[Dataset listings of figures]
>> Start

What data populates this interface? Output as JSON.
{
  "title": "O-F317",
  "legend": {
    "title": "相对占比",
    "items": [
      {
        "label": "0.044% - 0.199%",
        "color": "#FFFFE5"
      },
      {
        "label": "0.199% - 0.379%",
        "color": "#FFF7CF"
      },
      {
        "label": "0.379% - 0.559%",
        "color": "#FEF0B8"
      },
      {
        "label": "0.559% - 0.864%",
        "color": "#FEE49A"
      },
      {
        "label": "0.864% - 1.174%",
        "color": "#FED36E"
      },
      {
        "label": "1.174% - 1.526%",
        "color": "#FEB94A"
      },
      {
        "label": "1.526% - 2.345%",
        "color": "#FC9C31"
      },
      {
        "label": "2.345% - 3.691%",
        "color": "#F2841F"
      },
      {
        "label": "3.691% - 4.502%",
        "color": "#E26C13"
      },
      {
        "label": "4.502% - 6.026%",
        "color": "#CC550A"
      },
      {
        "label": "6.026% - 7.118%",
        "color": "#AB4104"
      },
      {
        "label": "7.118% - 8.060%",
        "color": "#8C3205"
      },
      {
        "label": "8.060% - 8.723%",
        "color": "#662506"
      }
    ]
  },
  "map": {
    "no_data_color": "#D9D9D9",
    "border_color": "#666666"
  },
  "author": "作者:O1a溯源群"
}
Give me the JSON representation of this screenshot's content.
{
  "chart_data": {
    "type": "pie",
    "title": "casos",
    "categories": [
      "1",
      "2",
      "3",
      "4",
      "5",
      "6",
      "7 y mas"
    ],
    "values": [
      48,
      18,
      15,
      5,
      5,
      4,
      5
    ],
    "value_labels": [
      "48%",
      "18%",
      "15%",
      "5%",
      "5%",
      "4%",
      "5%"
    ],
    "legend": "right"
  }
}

>> End

- _INSTRUCTIONS FOR THE TASK_: Count each line of the entries that holds the word "JSON", then state the total and nothing more.

- _TASK ANSWER_: 2